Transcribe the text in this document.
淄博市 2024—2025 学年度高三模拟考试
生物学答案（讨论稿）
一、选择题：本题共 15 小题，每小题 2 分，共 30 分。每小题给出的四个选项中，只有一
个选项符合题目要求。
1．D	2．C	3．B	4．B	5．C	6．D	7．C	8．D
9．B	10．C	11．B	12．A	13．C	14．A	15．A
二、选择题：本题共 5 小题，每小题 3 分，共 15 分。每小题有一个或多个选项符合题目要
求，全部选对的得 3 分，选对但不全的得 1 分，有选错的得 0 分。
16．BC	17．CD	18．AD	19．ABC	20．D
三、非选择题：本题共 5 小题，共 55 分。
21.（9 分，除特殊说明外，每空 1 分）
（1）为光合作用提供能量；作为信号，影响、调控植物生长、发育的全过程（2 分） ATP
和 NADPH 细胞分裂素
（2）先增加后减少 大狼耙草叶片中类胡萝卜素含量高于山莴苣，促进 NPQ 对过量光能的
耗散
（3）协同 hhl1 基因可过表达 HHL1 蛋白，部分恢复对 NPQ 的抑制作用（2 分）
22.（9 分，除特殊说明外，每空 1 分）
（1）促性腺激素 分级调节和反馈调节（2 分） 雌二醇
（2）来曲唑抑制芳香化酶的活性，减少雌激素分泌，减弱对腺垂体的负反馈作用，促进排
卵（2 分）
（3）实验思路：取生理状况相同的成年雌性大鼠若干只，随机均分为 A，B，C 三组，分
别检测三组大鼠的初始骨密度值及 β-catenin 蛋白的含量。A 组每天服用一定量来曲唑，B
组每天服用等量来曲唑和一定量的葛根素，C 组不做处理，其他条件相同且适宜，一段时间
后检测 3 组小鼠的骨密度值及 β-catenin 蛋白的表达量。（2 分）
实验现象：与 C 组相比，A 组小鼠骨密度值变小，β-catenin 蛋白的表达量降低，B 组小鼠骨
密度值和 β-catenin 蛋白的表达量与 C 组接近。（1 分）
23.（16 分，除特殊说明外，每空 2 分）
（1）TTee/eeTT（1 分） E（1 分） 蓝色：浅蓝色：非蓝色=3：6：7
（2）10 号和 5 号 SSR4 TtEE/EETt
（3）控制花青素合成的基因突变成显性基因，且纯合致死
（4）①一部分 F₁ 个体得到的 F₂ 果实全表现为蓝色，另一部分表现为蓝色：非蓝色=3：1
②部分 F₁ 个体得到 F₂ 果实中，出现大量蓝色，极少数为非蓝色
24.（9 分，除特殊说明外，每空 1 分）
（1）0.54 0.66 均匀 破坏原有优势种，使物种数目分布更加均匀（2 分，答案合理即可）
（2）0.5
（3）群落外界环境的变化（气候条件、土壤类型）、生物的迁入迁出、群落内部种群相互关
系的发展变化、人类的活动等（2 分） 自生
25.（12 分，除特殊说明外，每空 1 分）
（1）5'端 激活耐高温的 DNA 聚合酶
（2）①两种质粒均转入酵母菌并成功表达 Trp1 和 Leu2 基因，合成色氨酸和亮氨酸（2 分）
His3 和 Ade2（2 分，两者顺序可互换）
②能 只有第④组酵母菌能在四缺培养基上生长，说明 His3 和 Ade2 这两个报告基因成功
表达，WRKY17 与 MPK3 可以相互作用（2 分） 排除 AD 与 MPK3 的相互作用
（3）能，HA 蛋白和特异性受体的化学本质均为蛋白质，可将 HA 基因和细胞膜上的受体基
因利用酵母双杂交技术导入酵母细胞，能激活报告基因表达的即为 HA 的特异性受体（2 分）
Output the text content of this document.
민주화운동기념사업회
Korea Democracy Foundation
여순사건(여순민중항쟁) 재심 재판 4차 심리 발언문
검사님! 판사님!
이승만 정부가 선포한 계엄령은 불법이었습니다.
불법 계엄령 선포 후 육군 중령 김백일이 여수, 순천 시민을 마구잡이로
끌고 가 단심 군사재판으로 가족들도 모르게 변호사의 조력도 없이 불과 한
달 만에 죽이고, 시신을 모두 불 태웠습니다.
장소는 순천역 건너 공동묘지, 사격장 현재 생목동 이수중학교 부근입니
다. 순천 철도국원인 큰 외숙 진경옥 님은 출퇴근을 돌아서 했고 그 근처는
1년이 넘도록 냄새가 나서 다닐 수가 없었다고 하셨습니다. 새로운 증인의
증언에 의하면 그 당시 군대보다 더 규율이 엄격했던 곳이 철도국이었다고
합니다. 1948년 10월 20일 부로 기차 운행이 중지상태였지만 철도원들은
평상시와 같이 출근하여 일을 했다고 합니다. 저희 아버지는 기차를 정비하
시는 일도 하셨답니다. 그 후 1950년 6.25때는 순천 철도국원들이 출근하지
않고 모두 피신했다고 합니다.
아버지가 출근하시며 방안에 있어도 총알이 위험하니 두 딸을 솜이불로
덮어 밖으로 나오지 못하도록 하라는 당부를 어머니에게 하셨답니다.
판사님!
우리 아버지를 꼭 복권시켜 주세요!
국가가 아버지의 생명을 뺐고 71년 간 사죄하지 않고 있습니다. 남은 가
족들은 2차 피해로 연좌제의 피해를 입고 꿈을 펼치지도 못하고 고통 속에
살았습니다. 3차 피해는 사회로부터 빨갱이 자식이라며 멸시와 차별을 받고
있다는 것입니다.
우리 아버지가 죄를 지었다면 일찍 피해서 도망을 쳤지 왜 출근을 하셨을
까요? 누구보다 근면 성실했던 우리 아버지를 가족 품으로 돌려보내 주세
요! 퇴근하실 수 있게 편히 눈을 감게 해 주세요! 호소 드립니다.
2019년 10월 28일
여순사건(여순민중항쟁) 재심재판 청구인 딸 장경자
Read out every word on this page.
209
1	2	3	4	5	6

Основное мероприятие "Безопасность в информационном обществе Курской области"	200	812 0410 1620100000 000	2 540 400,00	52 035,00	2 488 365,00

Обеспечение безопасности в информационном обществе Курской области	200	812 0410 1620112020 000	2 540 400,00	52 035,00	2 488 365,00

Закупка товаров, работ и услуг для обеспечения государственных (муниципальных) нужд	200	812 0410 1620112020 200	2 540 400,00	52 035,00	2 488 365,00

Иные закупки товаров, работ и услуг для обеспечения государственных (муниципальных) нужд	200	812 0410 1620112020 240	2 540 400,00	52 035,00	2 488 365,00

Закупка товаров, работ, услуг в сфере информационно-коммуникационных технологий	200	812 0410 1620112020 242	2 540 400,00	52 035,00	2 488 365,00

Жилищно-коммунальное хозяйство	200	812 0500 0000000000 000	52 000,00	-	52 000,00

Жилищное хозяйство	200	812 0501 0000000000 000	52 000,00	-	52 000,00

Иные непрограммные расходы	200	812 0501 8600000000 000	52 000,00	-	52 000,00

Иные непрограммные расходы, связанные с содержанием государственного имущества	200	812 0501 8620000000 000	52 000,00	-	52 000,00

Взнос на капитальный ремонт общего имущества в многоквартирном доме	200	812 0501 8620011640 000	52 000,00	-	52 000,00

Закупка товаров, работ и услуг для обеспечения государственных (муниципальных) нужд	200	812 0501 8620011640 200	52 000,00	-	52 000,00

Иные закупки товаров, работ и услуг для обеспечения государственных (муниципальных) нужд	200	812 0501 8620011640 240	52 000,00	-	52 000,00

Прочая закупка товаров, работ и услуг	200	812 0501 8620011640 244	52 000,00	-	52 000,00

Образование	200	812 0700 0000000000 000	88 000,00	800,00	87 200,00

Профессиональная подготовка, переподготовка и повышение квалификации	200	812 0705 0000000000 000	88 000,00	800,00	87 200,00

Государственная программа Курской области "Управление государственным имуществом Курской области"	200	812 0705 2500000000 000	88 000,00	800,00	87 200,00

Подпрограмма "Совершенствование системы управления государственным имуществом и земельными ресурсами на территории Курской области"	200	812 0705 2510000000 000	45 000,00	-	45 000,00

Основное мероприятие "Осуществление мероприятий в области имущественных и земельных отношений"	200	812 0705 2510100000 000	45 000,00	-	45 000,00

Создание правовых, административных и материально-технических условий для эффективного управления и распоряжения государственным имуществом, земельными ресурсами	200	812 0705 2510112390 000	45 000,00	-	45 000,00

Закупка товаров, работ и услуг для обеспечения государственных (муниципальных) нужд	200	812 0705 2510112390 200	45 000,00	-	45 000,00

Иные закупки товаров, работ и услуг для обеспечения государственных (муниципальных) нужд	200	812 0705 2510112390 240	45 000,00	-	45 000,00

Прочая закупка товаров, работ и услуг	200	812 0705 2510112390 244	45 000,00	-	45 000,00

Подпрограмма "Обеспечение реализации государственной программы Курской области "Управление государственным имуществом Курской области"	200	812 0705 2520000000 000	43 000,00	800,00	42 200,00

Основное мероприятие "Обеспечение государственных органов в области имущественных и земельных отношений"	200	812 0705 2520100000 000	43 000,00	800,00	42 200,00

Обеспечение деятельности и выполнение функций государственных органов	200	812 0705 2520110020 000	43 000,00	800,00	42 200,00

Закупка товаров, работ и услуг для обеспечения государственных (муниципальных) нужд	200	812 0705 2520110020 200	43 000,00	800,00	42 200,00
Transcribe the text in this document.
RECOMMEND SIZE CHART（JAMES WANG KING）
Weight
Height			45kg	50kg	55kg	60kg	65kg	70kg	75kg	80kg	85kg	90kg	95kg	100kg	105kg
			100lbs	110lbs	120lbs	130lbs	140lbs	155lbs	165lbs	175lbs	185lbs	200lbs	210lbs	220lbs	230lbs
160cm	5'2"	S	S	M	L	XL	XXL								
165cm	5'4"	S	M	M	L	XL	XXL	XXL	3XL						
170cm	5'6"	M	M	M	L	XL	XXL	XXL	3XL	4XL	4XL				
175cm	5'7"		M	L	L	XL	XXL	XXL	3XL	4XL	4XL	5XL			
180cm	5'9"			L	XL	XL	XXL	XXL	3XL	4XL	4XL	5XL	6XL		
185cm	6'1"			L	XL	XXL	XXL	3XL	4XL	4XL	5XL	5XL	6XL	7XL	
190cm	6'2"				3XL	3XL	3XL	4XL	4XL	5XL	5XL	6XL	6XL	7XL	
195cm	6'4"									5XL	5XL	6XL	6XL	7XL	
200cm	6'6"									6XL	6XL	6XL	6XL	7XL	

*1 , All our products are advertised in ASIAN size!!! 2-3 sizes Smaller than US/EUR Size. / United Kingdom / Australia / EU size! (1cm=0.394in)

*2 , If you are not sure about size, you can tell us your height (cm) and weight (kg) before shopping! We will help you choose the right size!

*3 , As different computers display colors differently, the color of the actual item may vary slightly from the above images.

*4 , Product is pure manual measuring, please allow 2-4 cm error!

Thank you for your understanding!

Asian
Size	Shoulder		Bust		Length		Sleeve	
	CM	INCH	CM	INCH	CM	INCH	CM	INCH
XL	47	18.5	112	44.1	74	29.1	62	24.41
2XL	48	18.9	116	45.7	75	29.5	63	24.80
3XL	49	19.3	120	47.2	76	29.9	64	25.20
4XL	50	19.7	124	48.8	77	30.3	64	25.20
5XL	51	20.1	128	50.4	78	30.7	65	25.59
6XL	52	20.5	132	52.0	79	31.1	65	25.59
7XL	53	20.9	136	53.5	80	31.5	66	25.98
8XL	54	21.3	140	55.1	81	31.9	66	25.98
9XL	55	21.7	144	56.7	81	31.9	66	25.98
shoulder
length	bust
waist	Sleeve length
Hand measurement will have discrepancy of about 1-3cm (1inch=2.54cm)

**EXERCISE INSTRUCTIONS**:
Count each line of the data where the word "여순민중항쟁" appears, then reply with the total only.

**WRITTEN REPLY**:
2